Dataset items

==========

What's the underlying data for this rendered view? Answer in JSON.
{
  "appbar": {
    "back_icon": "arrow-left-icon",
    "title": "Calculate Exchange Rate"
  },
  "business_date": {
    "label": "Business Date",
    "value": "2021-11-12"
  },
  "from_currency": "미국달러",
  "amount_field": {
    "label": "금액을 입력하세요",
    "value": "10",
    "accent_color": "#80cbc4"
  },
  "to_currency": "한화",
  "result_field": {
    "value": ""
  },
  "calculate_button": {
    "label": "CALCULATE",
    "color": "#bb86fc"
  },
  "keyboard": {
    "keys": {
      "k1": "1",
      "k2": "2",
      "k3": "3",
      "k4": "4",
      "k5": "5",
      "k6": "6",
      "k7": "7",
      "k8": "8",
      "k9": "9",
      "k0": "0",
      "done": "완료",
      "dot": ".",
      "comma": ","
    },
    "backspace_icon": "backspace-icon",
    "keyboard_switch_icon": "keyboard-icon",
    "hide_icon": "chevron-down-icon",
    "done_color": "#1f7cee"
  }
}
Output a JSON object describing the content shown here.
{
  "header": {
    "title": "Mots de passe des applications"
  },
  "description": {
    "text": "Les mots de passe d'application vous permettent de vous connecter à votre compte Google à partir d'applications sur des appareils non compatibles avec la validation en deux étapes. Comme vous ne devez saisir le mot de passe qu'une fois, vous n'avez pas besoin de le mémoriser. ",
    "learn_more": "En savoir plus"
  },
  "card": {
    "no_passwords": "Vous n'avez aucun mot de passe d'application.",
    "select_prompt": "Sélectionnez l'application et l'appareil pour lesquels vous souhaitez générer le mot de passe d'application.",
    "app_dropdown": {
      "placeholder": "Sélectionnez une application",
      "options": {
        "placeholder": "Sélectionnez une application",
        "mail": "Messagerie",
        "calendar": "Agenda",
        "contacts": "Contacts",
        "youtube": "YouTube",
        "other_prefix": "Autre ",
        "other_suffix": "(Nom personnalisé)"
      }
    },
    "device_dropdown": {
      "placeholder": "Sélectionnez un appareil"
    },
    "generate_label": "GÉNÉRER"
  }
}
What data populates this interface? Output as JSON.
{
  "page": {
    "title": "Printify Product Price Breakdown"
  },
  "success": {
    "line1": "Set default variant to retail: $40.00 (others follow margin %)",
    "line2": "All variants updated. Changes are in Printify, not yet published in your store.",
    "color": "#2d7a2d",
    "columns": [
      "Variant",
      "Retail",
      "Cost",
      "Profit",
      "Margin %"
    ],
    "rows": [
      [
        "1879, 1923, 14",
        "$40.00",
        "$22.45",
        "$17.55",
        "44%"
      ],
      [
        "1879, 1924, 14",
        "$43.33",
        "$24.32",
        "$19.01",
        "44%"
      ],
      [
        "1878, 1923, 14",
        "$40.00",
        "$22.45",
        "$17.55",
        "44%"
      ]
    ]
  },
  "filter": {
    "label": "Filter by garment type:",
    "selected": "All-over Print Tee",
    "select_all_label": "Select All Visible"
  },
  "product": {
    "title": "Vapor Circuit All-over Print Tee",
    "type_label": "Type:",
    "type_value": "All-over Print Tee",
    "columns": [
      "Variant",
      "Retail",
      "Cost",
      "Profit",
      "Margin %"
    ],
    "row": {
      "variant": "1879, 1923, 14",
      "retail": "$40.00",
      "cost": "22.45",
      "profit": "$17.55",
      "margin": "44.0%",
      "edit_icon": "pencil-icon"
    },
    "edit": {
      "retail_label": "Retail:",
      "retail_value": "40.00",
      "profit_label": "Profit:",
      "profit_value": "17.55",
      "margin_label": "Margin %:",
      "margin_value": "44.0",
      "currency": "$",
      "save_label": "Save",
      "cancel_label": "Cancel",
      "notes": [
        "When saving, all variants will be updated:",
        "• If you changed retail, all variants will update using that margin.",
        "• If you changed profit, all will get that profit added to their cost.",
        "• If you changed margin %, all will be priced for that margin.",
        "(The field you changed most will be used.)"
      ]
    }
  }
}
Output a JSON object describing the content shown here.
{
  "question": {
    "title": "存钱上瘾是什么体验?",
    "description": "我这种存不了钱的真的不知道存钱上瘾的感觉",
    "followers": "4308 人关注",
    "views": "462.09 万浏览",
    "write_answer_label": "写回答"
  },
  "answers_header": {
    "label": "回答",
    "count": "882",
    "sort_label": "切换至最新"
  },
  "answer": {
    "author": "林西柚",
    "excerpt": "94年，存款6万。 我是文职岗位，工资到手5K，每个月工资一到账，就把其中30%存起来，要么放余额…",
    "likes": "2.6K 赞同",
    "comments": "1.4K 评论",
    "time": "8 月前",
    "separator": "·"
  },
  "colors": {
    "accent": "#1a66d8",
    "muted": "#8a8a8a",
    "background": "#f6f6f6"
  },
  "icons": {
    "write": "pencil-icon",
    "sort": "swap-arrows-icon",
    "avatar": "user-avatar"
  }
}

==========

What the task asks: Repeat the entries exactly, all of them.

Right answer:
What's the underlying data for this rendered view? Answer in JSON.
{
  "appbar": {
    "back_icon": "arrow-left-icon",
    "title": "Calculate Exchange Rate"
  },
  "business_date": {
    "label": "Business Date",
    "value": "2021-11-12"
  },
  "from_currency": "미국달러",
  "amount_field": {
    "label": "금액을 입력하세요",
    "value": "10",
    "accent_color": "#80cbc4"
  },
  "to_currency": "한화",
  "result_field": {
    "value": ""
  },
  "calculate_button": {
    "label": "CALCULATE",
    "color": "#bb86fc"
  },
  "keyboard": {
    "keys": {
      "k1": "1",
      "k2": "2",
      "k3": "3",
      "k4": "4",
      "k5": "5",
      "k6": "6",
      "k7": "7",
      "k8": "8",
      "k9": "9",
      "k0": "0",
      "done": "완료",
      "dot": ".",
      "comma": ","
    },
    "backspace_icon": "backspace-icon",
    "keyboard_switch_icon": "keyboard-icon",
    "hide_icon": "chevron-down-icon",
    "done_color": "#1f7cee"
  }
}
Output a JSON object describing the content shown here.
{
  "header": {
    "title": "Mots de passe des applications"
  },
  "description": {
    "text": "Les mots de passe d'application vous permettent de vous connecter à votre compte Google à partir d'applications sur des appareils non compatibles avec la validation en deux étapes. Comme vous ne devez saisir le mot de passe qu'une fois, vous n'avez pas besoin de le mémoriser. ",
    "learn_more": "En savoir plus"
  },
  "card": {
    "no_passwords": "Vous n'avez aucun mot de passe d'application.",
    "select_prompt": "Sélectionnez l'application et l'appareil pour lesquels vous souhaitez générer le mot de passe d'application.",
    "app_dropdown": {
      "placeholder": "Sélectionnez une application",
      "options": {
        "placeholder": "Sélectionnez une application",
        "mail": "Messagerie",
        "calendar": "Agenda",
        "contacts": "Contacts",
        "youtube": "YouTube",
        "other_prefix": "Autre ",
        "other_suffix": "(Nom personnalisé)"
      }
    },
    "device_dropdown": {
      "placeholder": "Sélectionnez un appareil"
    },
    "generate_label": "GÉNÉRER"
  }
}
What data populates this interface? Output as JSON.
{
  "page": {
    "title": "Printify Product Price Breakdown"
  },
  "success": {
    "line1": "Set default variant to retail: $40.00 (others follow margin %)",
    "line2": "All variants updated. Changes are in Printify, not yet published in your store.",
    "color": "#2d7a2d",
    "columns": [
      "Variant",
      "Retail",
      "Cost",
      "Profit",
      "Margin %"
    ],
    "rows": [
      [
        "1879, 1923, 14",
        "$40.00",
        "$22.45",
        "$17.55",
        "44%"
      ],
      [
        "1879, 1924, 14",
        "$43.33",
        "$24.32",
        "$19.01",
        "44%"
      ],
      [
        "1878, 1923, 14",
        "$40.00",
        "$22.45",
        "$17.55",
        "44%"
      ]
    ]
  },
  "filter": {
    "label": "Filter by garment type:",
    "selected": "All-over Print Tee",
    "select_all_label": "Select All Visible"
  },
  "product": {
    "title": "Vapor Circuit All-over Print Tee",
    "type_label": "Type:",
    "type_value": "All-over Print Tee",
    "columns": [
      "Variant",
      "Retail",
      "Cost",
      "Profit",
      "Margin %"
    ],
    "row": {
      "variant": "1879, 1923, 14",
      "retail": "$40.00",
      "cost": "22.45",
      "profit": "$17.55",
      "margin": "44.0%",
      "edit_icon": "pencil-icon"
    },
    "edit": {
      "retail_label": "Retail:",
      "retail_value": "40.00",
      "profit_label": "Profit:",
      "profit_value": "17.55",
      "margin_label": "Margin %:",
      "margin_value": "44.0",
      "currency": "$",
      "save_label": "Save",
      "cancel_label": "Cancel",
      "notes": [
        "When saving, all variants will be updated:",
        "• If you changed retail, all variants will update using that margin.",
        "• If you changed profit, all will get that profit added to their cost.",
        "• If you changed margin %, all will be priced for that margin.",
        "(The field you changed most will be used.)"
      ]
    }
  }
}
Output a JSON object describing the content shown here.
{
  "question": {
    "title": "存钱上瘾是什么体验?",
    "description": "我这种存不了钱的真的不知道存钱上瘾的感觉",
    "followers": "4308 人关注",
    "views": "462.09 万浏览",
    "write_answer_label": "写回答"
  },
  "answers_header": {
    "label": "回答",
    "count": "882",
    "sort_label": "切换至最新"
  },
  "answer": {
    "author": "林西柚",
    "excerpt": "94年，存款6万。 我是文职岗位，工资到手5K，每个月工资一到账，就把其中30%存起来，要么放余额…",
    "likes": "2.6K 赞同",
    "comments": "1.4K 评论",
    "time": "8 月前",
    "separator": "·"
  },
  "colors": {
    "accent": "#1a66d8",
    "muted": "#8a8a8a",
    "background": "#f6f6f6"
  },
  "icons": {
    "write": "pencil-icon",
    "sort": "swap-arrows-icon",
    "avatar": "user-avatar"
  }
}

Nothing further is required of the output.